____ Source material
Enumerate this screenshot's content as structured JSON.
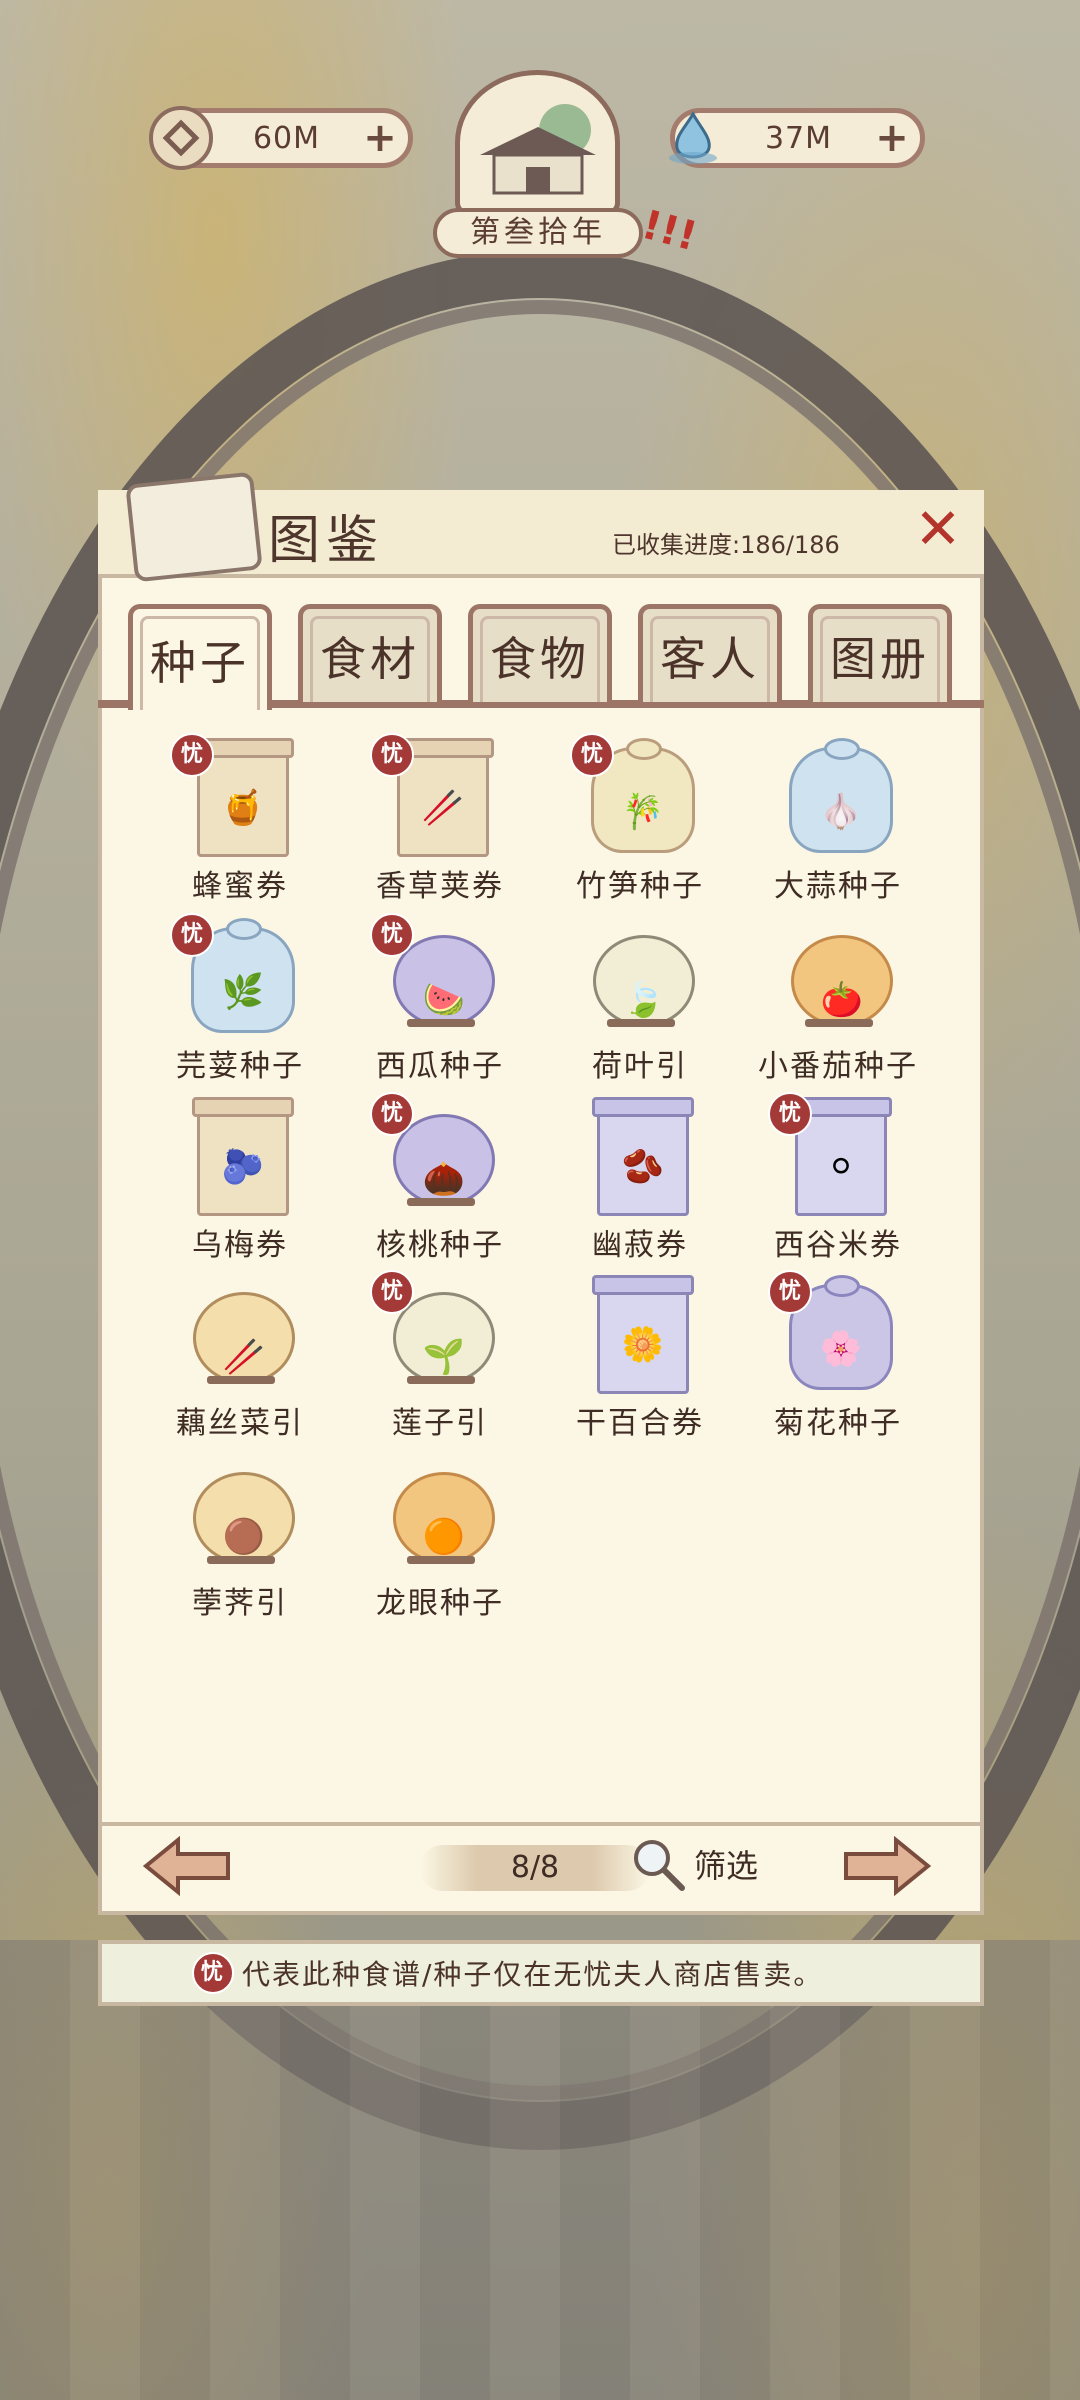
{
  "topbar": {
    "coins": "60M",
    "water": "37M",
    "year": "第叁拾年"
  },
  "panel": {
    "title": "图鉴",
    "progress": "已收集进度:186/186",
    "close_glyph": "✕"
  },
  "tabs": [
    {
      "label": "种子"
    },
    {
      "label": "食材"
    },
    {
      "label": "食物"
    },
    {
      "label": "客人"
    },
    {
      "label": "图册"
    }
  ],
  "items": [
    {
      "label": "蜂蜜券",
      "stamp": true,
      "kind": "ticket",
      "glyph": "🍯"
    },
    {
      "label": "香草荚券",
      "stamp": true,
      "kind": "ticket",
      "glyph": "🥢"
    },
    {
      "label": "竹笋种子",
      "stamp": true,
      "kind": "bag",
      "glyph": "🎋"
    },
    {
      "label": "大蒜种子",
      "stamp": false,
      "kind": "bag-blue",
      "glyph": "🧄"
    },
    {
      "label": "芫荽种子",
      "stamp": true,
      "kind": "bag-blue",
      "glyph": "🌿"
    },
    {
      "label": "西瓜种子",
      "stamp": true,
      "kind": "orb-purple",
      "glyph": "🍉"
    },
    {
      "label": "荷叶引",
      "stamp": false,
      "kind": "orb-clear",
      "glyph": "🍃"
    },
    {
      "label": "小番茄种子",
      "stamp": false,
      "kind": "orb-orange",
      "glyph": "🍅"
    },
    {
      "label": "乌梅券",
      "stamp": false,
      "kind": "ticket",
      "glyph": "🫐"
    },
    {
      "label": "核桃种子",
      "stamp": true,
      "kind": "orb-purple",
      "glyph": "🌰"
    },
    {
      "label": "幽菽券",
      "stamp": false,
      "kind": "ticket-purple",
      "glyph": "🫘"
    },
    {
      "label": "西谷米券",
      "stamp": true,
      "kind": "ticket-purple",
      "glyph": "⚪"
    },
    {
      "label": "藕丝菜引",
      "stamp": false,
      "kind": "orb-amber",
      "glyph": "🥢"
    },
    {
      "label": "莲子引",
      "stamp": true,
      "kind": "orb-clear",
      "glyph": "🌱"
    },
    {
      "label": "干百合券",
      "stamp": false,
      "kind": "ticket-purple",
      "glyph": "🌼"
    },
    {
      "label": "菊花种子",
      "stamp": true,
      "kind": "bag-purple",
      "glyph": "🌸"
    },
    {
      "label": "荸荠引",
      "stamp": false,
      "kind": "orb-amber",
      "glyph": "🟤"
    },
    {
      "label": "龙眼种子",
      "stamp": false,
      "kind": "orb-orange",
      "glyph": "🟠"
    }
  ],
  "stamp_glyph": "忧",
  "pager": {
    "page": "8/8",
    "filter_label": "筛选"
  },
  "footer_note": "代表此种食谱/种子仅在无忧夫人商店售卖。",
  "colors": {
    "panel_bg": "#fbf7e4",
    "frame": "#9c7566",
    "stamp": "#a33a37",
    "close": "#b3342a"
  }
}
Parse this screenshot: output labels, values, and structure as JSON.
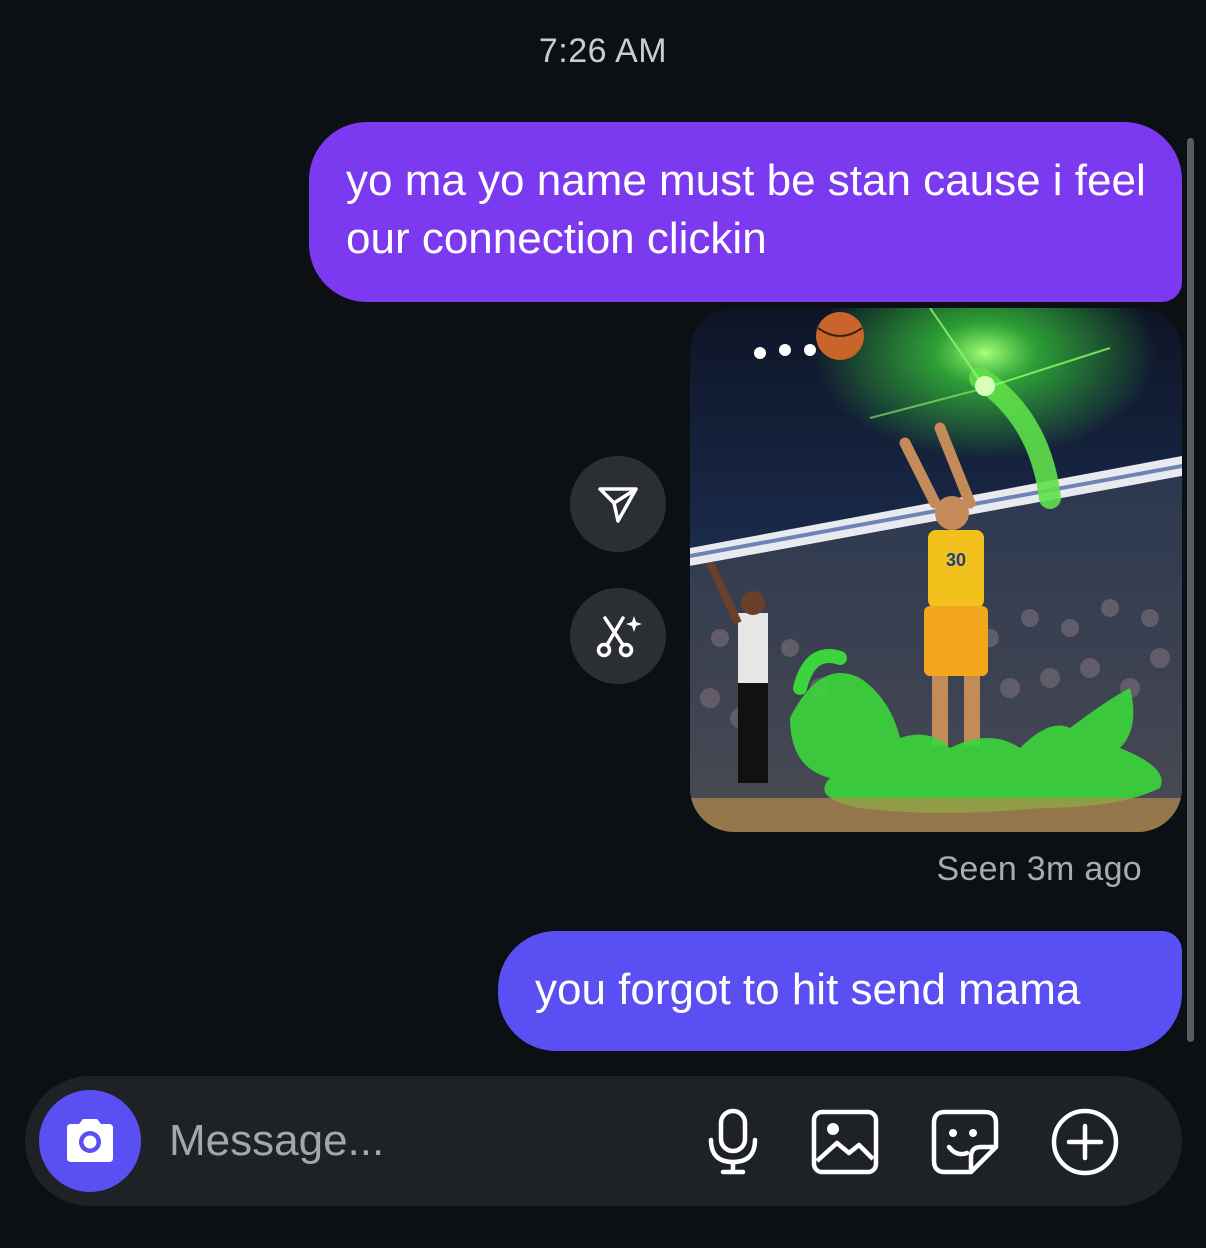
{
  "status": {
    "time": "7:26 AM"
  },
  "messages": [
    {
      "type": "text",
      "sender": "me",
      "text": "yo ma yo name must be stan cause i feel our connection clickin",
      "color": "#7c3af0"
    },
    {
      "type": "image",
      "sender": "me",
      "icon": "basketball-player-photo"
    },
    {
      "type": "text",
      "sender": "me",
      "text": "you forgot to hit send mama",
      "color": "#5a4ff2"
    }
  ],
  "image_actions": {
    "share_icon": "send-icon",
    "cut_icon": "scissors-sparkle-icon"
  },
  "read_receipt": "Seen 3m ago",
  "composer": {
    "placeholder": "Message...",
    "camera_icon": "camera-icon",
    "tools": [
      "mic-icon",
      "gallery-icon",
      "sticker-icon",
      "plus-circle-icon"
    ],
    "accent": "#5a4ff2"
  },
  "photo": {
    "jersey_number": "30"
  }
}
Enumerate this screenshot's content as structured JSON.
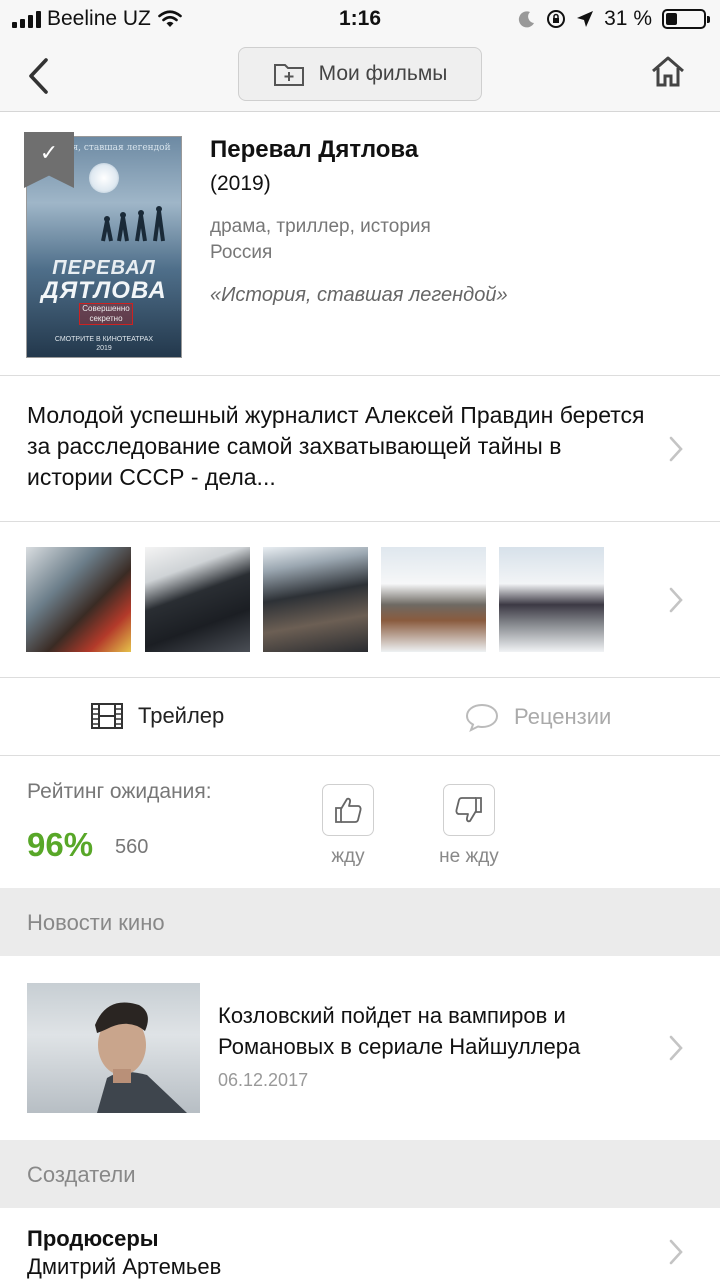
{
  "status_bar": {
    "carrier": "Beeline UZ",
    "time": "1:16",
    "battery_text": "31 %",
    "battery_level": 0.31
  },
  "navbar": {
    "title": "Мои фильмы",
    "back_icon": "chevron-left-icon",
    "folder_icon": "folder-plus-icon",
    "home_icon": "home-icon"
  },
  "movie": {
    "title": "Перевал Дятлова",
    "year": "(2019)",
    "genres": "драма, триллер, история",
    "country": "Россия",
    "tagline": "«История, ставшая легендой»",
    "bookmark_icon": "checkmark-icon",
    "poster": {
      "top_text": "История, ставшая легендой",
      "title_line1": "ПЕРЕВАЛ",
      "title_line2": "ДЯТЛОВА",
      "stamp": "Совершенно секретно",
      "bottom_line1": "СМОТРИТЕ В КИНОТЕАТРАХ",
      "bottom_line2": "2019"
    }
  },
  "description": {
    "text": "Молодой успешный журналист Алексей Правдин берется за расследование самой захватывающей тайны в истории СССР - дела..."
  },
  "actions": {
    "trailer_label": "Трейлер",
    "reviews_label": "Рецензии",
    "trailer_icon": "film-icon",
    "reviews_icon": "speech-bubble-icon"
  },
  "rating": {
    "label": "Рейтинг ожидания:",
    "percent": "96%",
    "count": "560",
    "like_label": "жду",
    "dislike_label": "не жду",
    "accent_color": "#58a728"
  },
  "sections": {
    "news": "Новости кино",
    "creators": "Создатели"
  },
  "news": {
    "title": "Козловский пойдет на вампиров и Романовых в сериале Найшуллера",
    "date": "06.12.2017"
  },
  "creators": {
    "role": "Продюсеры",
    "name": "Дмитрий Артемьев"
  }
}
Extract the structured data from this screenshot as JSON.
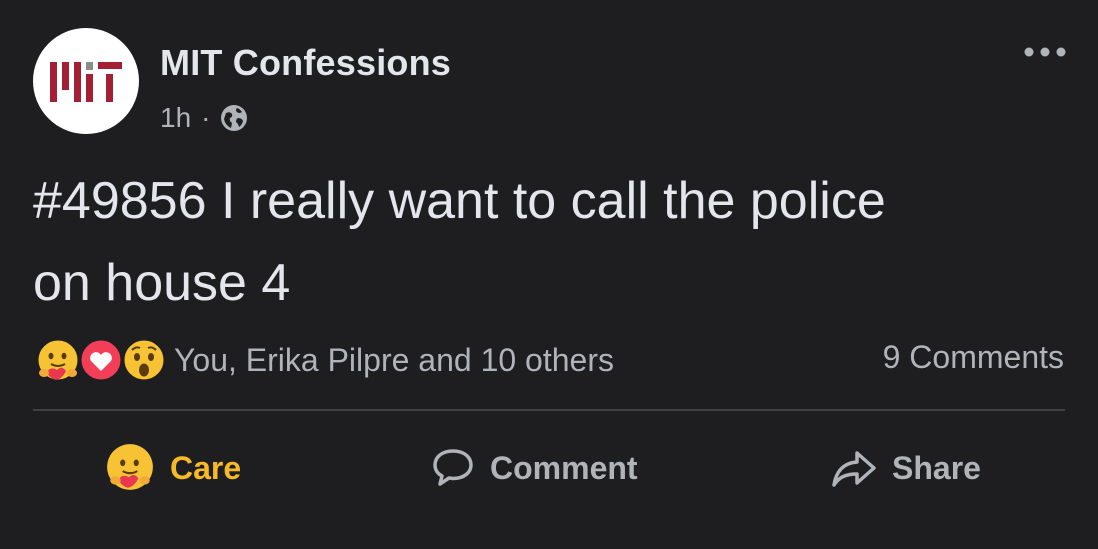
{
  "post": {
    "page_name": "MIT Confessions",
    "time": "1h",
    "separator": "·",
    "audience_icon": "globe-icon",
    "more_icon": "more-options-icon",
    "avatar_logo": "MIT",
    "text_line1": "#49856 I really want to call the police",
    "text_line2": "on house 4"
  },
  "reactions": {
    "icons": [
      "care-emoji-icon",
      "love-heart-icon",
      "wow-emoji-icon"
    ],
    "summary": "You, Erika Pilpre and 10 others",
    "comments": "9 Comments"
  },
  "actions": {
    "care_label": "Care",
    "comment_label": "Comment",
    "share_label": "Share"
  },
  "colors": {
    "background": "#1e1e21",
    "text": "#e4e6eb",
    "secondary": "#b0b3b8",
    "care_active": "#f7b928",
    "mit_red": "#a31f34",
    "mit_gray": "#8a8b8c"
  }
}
________
● Given task
Repeat the entries exactly and keep the pictures out of the copy.

● Written answer
Enumerate this screenshot's content as structured JSON.
{
  "topbar": {
    "coins": "60M",
    "water": "37M",
    "year": "第叁拾年"
  },
  "panel": {
    "title": "图鉴",
    "progress": "已收集进度:186/186",
    "close_glyph": "✕"
  },
  "tabs": [
    {
      "label": "种子"
    },
    {
      "label": "食材"
    },
    {
      "label": "食物"
    },
    {
      "label": "客人"
    },
    {
      "label": "图册"
    }
  ],
  "items": [
    {
      "label": "蜂蜜券",
      "stamp": true,
      "kind": "ticket",
      "glyph": "🍯"
    },
    {
      "label": "香草荚券",
      "stamp": true,
      "kind": "ticket",
      "glyph": "🥢"
    },
    {
      "label": "竹笋种子",
      "stamp": true,
      "kind": "bag",
      "glyph": "🎋"
    },
    {
      "label": "大蒜种子",
      "stamp": false,
      "kind": "bag-blue",
      "glyph": "🧄"
    },
    {
      "label": "芫荽种子",
      "stamp": true,
      "kind": "bag-blue",
      "glyph": "🌿"
    },
    {
      "label": "西瓜种子",
      "stamp": true,
      "kind": "orb-purple",
      "glyph": "🍉"
    },
    {
      "label": "荷叶引",
      "stamp": false,
      "kind": "orb-clear",
      "glyph": "🍃"
    },
    {
      "label": "小番茄种子",
      "stamp": false,
      "kind": "orb-orange",
      "glyph": "🍅"
    },
    {
      "label": "乌梅券",
      "stamp": false,
      "kind": "ticket",
      "glyph": "🫐"
    },
    {
      "label": "核桃种子",
      "stamp": true,
      "kind": "orb-purple",
      "glyph": "🌰"
    },
    {
      "label": "幽菽券",
      "stamp": false,
      "kind": "ticket-purple",
      "glyph": "🫘"
    },
    {
      "label": "西谷米券",
      "stamp": true,
      "kind": "ticket-purple",
      "glyph": "⚪"
    },
    {
      "label": "藕丝菜引",
      "stamp": false,
      "kind": "orb-amber",
      "glyph": "🥢"
    },
    {
      "label": "莲子引",
      "stamp": true,
      "kind": "orb-clear",
      "glyph": "🌱"
    },
    {
      "label": "干百合券",
      "stamp": false,
      "kind": "ticket-purple",
      "glyph": "🌼"
    },
    {
      "label": "菊花种子",
      "stamp": true,
      "kind": "bag-purple",
      "glyph": "🌸"
    },
    {
      "label": "荸荠引",
      "stamp": false,
      "kind": "orb-amber",
      "glyph": "🟤"
    },
    {
      "label": "龙眼种子",
      "stamp": false,
      "kind": "orb-orange",
      "glyph": "🟠"
    }
  ],
  "stamp_glyph": "忧",
  "pager": {
    "page": "8/8",
    "filter_label": "筛选"
  },
  "footer_note": "代表此种食谱/种子仅在无忧夫人商店售卖。",
  "colors": {
    "panel_bg": "#fbf7e4",
    "frame": "#9c7566",
    "stamp": "#a33a37",
    "close": "#b3342a"
  }
}
Parse this screenshot: output labels, values, and structure as JSON.
{
  "status": {
    "time": "7:26 AM"
  },
  "messages": [
    {
      "type": "text",
      "sender": "me",
      "text": "yo ma yo name must be stan cause i feel our connection clickin",
      "color": "#7c3af0"
    },
    {
      "type": "image",
      "sender": "me",
      "icon": "basketball-player-photo"
    },
    {
      "type": "text",
      "sender": "me",
      "text": "you forgot to hit send mama",
      "color": "#5a4ff2"
    }
  ],
  "image_actions": {
    "share_icon": "send-icon",
    "cut_icon": "scissors-sparkle-icon"
  },
  "read_receipt": "Seen 3m ago",
  "composer": {
    "placeholder": "Message...",
    "camera_icon": "camera-icon",
    "tools": [
      "mic-icon",
      "gallery-icon",
      "sticker-icon",
      "plus-circle-icon"
    ],
    "accent": "#5a4ff2"
  },
  "photo": {
    "jersey_number": "30"
  }
}
Enumerate this screenshot's content as structured JSON.
{
  "status_bar": {
    "carrier": "Beeline UZ",
    "time": "1:16",
    "battery_text": "31 %",
    "battery_level": 0.31
  },
  "navbar": {
    "title": "Мои фильмы",
    "back_icon": "chevron-left-icon",
    "folder_icon": "folder-plus-icon",
    "home_icon": "home-icon"
  },
  "movie": {
    "title": "Перевал Дятлова",
    "year": "(2019)",
    "genres": "драма, триллер, история",
    "country": "Россия",
    "tagline": "«История, ставшая легендой»",
    "bookmark_icon": "checkmark-icon",
    "poster": {
      "top_text": "История, ставшая легендой",
      "title_line1": "ПЕРЕВАЛ",
      "title_line2": "ДЯТЛОВА",
      "stamp": "Совершенно секретно",
      "bottom_line1": "СМОТРИТЕ В КИНОТЕАТРАХ",
      "bottom_line2": "2019"
    }
  },
  "description": {
    "text": "Молодой успешный журналист Алексей Правдин берется за расследование самой захватывающей тайны в истории СССР - дела..."
  },
  "actions": {
    "trailer_label": "Трейлер",
    "reviews_label": "Рецензии",
    "trailer_icon": "film-icon",
    "reviews_icon": "speech-bubble-icon"
  },
  "rating": {
    "label": "Рейтинг ожидания:",
    "percent": "96%",
    "count": "560",
    "like_label": "жду",
    "dislike_label": "не жду",
    "accent_color": "#58a728"
  },
  "sections": {
    "news": "Новости кино",
    "creators": "Создатели"
  },
  "news": {
    "title": "Козловский пойдет на вампиров и Романовых в сериале Найшуллера",
    "date": "06.12.2017"
  },
  "creators": {
    "role": "Продюсеры",
    "name": "Дмитрий Артемьев"
  }
}
Extract the structured data from this screenshot as JSON.
{
  "post": {
    "page_name": "MIT Confessions",
    "time": "1h",
    "separator": "·",
    "audience_icon": "globe-icon",
    "more_icon": "more-options-icon",
    "avatar_logo": "MIT",
    "text_line1": "#49856 I really want to call the police",
    "text_line2": "on house 4"
  },
  "reactions": {
    "icons": [
      "care-emoji-icon",
      "love-heart-icon",
      "wow-emoji-icon"
    ],
    "summary": "You, Erika Pilpre and 10 others",
    "comments": "9 Comments"
  },
  "actions": {
    "care_label": "Care",
    "comment_label": "Comment",
    "share_label": "Share"
  },
  "colors": {
    "background": "#1e1e21",
    "text": "#e4e6eb",
    "secondary": "#b0b3b8",
    "care_active": "#f7b928",
    "mit_red": "#a31f34",
    "mit_gray": "#8a8b8c"
  }
}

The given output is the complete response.